→ **Records from a data source**

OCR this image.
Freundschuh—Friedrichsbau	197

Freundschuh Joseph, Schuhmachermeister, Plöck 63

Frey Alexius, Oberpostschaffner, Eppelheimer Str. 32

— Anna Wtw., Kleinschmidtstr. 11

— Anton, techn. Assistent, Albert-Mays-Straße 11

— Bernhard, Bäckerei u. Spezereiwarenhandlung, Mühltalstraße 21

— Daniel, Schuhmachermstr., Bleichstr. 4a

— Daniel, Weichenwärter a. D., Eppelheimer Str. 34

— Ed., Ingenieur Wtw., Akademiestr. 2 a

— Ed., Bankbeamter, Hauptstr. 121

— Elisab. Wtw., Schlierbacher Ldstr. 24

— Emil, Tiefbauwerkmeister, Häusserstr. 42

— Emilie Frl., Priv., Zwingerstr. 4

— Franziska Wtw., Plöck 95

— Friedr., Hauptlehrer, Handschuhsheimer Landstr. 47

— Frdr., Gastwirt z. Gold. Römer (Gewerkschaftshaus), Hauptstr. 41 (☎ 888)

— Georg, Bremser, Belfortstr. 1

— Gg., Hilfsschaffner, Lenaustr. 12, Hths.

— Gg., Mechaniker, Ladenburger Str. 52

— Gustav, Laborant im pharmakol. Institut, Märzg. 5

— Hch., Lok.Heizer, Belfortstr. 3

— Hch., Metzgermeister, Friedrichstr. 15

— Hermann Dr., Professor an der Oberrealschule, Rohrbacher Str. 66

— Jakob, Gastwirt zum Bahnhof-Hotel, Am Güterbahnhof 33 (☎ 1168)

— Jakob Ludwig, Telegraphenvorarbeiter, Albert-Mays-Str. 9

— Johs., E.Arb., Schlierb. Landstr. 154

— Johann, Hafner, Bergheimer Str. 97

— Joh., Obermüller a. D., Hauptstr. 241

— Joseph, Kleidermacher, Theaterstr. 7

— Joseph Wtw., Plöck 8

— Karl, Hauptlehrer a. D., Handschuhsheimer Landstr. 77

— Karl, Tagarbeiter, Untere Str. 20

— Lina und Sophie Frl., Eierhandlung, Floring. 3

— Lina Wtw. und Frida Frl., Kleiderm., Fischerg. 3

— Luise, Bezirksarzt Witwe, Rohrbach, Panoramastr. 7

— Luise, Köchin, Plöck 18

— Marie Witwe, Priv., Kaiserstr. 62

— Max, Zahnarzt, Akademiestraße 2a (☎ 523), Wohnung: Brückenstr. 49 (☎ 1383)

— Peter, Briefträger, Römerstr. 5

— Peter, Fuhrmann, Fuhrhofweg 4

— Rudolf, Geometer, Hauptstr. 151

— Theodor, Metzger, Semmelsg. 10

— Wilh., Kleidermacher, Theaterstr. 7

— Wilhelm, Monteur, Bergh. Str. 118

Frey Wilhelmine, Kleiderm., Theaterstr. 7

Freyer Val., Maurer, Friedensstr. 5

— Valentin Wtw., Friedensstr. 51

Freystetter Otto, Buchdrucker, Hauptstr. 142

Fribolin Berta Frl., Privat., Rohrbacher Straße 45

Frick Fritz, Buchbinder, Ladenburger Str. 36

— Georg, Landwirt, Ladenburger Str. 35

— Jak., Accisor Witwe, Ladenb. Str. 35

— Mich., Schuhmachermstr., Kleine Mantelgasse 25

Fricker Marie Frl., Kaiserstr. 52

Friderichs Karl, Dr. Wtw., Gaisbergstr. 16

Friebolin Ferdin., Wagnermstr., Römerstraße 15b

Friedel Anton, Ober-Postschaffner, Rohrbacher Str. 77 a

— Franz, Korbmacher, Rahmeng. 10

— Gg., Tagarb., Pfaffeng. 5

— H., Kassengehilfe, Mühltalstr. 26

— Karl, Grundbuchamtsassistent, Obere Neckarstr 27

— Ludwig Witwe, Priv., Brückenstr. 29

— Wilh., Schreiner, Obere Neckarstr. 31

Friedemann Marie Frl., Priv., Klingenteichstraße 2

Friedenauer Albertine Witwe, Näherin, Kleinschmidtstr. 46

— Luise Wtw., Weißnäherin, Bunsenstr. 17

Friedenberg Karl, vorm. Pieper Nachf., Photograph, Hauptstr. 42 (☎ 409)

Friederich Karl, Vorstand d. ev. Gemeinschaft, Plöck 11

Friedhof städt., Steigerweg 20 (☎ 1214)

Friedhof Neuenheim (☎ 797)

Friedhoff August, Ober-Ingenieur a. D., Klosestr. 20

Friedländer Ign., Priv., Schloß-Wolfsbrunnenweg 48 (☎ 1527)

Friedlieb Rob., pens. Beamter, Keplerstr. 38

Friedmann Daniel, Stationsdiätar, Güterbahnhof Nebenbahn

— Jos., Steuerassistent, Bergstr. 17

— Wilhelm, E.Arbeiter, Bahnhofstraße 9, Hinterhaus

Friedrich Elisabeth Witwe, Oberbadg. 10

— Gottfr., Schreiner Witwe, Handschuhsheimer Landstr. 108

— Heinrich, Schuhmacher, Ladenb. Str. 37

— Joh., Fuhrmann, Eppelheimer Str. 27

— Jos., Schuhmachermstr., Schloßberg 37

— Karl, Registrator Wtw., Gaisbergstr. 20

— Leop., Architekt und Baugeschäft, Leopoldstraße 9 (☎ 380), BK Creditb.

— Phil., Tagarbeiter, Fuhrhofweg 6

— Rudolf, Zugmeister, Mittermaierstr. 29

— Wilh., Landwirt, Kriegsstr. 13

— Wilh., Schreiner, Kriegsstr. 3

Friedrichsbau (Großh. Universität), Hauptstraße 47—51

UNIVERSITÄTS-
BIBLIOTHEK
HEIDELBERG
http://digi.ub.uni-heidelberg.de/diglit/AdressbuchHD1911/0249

→ **Description of the task**
Give all the records again. Match them exactly.

→ **Solution for this exercise**
OCR this image.
Freundschuh—Friedrichsbau	197

Freundschuh Joseph, Schuhmachermeister, Plöck 63

Frey Alexius, Oberpostschaffner, Eppelheimer Str. 32

— Anna Wtw., Kleinschmidtstr. 11

— Anton, techn. Assistent, Albert-Mays-Straße 11

— Bernhard, Bäckerei u. Spezereiwarenhandlung, Mühltalstraße 21

— Daniel, Schuhmachermstr., Bleichstr. 4a

— Daniel, Weichenwärter a. D., Eppelheimer Str. 34

— Ed., Ingenieur Wtw., Akademiestr. 2 a

— Ed., Bankbeamter, Hauptstr. 121

— Elisab. Wtw., Schlierbacher Ldstr. 24

— Emil, Tiefbauwerkmeister, Häusserstr. 42

— Emilie Frl., Priv., Zwingerstr. 4

— Franziska Wtw., Plöck 95

— Friedr., Hauptlehrer, Handschuhsheimer Landstr. 47

— Frdr., Gastwirt z. Gold. Römer (Gewerkschaftshaus), Hauptstr. 41 (☎ 888)

— Georg, Bremser, Belfortstr. 1

— Gg., Hilfsschaffner, Lenaustr. 12, Hths.

— Gg., Mechaniker, Ladenburger Str. 52

— Gustav, Laborant im pharmakol. Institut, Märzg. 5

— Hch., Lok.Heizer, Belfortstr. 3

— Hch., Metzgermeister, Friedrichstr. 15

— Hermann Dr., Professor an der Oberrealschule, Rohrbacher Str. 66

— Jakob, Gastwirt zum Bahnhof-Hotel, Am Güterbahnhof 33 (☎ 1168)

— Jakob Ludwig, Telegraphenvorarbeiter, Albert-Mays-Str. 9

— Johs., E.Arb., Schlierb. Landstr. 154

— Johann, Hafner, Bergheimer Str. 97

— Joh., Obermüller a. D., Hauptstr. 241

— Joseph, Kleidermacher, Theaterstr. 7

— Joseph Wtw., Plöck 8

— Karl, Hauptlehrer a. D., Handschuhsheimer Landstr. 77

— Karl, Tagarbeiter, Untere Str. 20

— Lina und Sophie Frl., Eierhandlung, Floring. 3

— Lina Wtw. und Frida Frl., Kleiderm., Fischerg. 3

— Luise, Bezirksarzt Witwe, Rohrbach, Panoramastr. 7

— Luise, Köchin, Plöck 18

— Marie Witwe, Priv., Kaiserstr. 62

— Max, Zahnarzt, Akademiestraße 2a (☎ 523), Wohnung: Brückenstr. 49 (☎ 1383)

— Peter, Briefträger, Römerstr. 5

— Peter, Fuhrmann, Fuhrhofweg 4

— Rudolf, Geometer, Hauptstr. 151

— Theodor, Metzger, Semmelsg. 10

— Wilh., Kleidermacher, Theaterstr. 7

— Wilhelm, Monteur, Bergh. Str. 118

Frey Wilhelmine, Kleiderm., Theaterstr. 7

Freyer Val., Maurer, Friedensstr. 5

— Valentin Wtw., Friedensstr. 51

Freystetter Otto, Buchdrucker, Hauptstr. 142

Fribolin Berta Frl., Privat., Rohrbacher Straße 45

Frick Fritz, Buchbinder, Ladenburger Str. 36

— Georg, Landwirt, Ladenburger Str. 35

— Jak., Accisor Witwe, Ladenb. Str. 35

— Mich., Schuhmachermstr., Kleine Mantelgasse 25

Fricker Marie Frl., Kaiserstr. 52

Friderichs Karl, Dr. Wtw., Gaisbergstr. 16

Friebolin Ferdin., Wagnermstr., Römerstraße 15b

Friedel Anton, Ober-Postschaffner, Rohrbacher Str. 77 a

— Franz, Korbmacher, Rahmeng. 10

— Gg., Tagarb., Pfaffeng. 5

— H., Kassengehilfe, Mühltalstr. 26

— Karl, Grundbuchamtsassistent, Obere Neckarstr 27

— Ludwig Witwe, Priv., Brückenstr. 29

— Wilh., Schreiner, Obere Neckarstr. 31

Friedemann Marie Frl., Priv., Klingenteichstraße 2

Friedenauer Albertine Witwe, Näherin, Kleinschmidtstr. 46

— Luise Wtw., Weißnäherin, Bunsenstr. 17

Friedenberg Karl, vorm. Pieper Nachf., Photograph, Hauptstr. 42 (☎ 409)

Friederich Karl, Vorstand d. ev. Gemeinschaft, Plöck 11

Friedhof städt., Steigerweg 20 (☎ 1214)

Friedhof Neuenheim (☎ 797)

Friedhoff August, Ober-Ingenieur a. D., Klosestr. 20

Friedländer Ign., Priv., Schloß-Wolfsbrunnenweg 48 (☎ 1527)

Friedlieb Rob., pens. Beamter, Keplerstr. 38

Friedmann Daniel, Stationsdiätar, Güterbahnhof Nebenbahn

— Jos., Steuerassistent, Bergstr. 17

— Wilhelm, E.Arbeiter, Bahnhofstraße 9, Hinterhaus

Friedrich Elisabeth Witwe, Oberbadg. 10

— Gottfr., Schreiner Witwe, Handschuhsheimer Landstr. 108

— Heinrich, Schuhmacher, Ladenb. Str. 37

— Joh., Fuhrmann, Eppelheimer Str. 27

— Jos., Schuhmachermstr., Schloßberg 37

— Karl, Registrator Wtw., Gaisbergstr. 20

— Leop., Architekt und Baugeschäft, Leopoldstraße 9 (☎ 380), BK Creditb.

— Phil., Tagarbeiter, Fuhrhofweg 6

— Rudolf, Zugmeister, Mittermaierstr. 29

— Wilh., Landwirt, Kriegsstr. 13

— Wilh., Schreiner, Kriegsstr. 3

Friedrichsbau (Großh. Universität), Hauptstraße 47—51

UNIVERSITÄTS-
BIBLIOTHEK
HEIDELBERG
http://digi.ub.uni-heidelberg.de/diglit/AdressbuchHD1911/0249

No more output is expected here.